• Entries supplied
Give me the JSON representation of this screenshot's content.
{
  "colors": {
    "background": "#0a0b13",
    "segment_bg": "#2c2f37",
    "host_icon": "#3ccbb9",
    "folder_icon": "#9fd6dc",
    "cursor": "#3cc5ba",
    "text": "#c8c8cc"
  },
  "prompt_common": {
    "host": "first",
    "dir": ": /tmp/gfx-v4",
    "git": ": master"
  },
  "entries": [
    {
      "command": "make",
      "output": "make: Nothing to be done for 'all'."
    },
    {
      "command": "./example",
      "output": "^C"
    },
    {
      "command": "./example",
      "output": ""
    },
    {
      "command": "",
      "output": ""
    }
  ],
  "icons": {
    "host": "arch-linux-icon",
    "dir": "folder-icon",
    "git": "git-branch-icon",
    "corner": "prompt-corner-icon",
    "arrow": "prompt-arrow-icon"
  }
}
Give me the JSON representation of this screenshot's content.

==

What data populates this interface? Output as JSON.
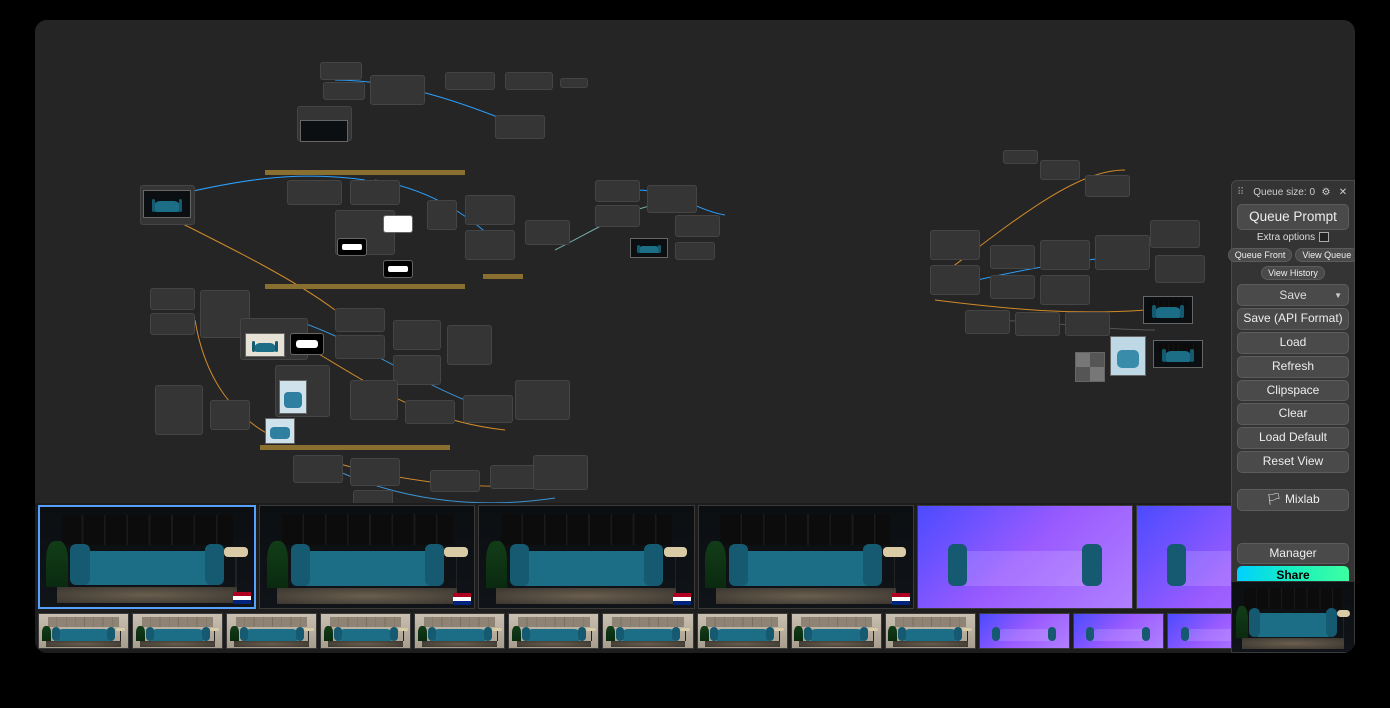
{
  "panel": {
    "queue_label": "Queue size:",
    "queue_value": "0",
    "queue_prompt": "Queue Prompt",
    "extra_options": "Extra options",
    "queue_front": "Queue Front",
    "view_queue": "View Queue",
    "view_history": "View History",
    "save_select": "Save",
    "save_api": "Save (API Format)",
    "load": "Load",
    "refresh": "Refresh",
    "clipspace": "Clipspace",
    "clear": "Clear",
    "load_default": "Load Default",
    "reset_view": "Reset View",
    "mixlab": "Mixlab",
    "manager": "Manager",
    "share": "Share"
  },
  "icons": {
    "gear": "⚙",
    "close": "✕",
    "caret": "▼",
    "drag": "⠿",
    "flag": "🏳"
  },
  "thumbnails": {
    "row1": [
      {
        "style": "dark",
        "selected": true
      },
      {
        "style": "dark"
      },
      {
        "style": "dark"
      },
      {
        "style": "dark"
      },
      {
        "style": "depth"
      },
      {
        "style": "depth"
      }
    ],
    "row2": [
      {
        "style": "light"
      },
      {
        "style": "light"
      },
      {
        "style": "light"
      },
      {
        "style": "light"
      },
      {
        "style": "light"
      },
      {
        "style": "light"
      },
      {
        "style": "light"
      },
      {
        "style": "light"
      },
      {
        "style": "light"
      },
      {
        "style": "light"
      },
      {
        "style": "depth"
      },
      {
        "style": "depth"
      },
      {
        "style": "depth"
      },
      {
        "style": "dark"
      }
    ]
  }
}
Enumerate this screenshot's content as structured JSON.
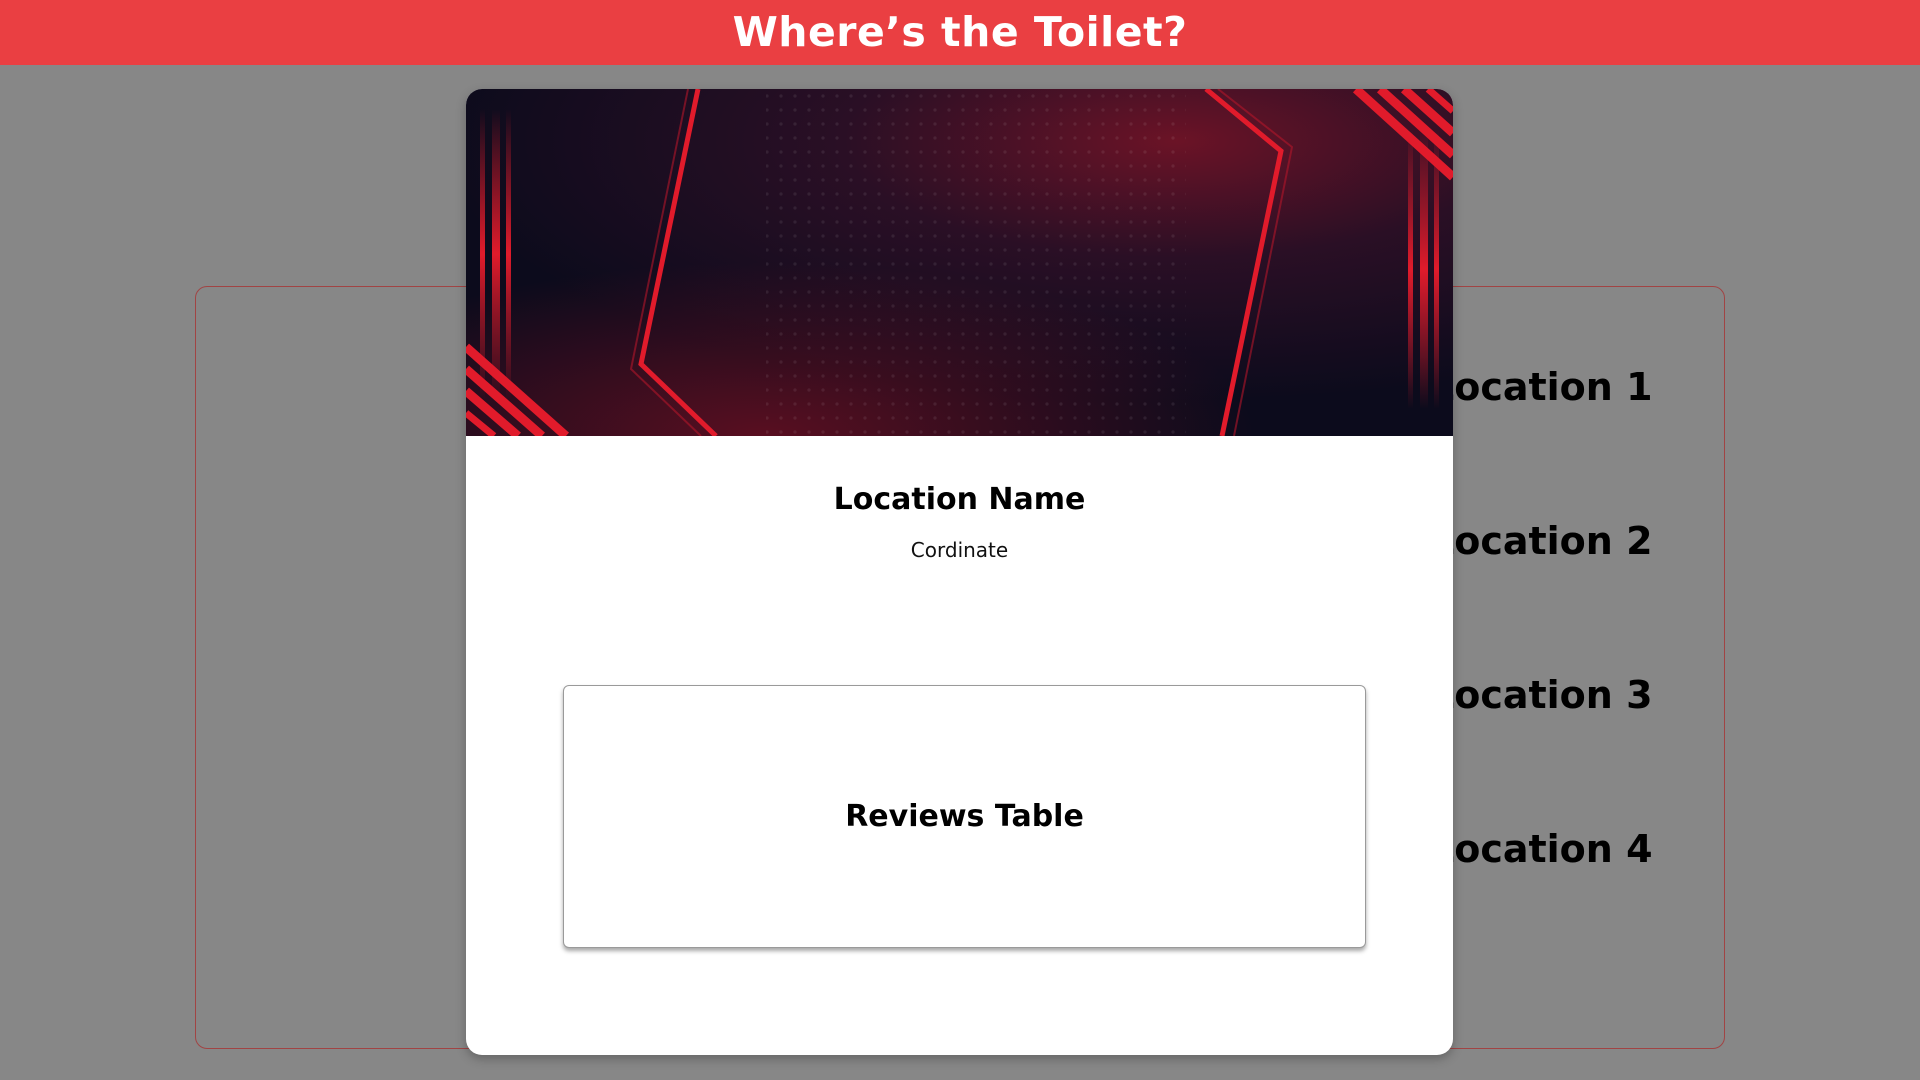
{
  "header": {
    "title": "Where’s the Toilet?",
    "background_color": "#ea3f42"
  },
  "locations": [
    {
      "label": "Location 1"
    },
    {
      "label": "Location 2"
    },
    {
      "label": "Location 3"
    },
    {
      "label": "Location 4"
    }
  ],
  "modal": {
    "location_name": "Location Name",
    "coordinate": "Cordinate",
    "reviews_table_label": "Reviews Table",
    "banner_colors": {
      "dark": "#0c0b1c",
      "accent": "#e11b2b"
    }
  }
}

• Directions for this task
Copy all lines of the listing above that contain the string "command".

• Answer to the exercise
      "command": "make",
      "command": "./example",
      "command": "./example",
      "command": "",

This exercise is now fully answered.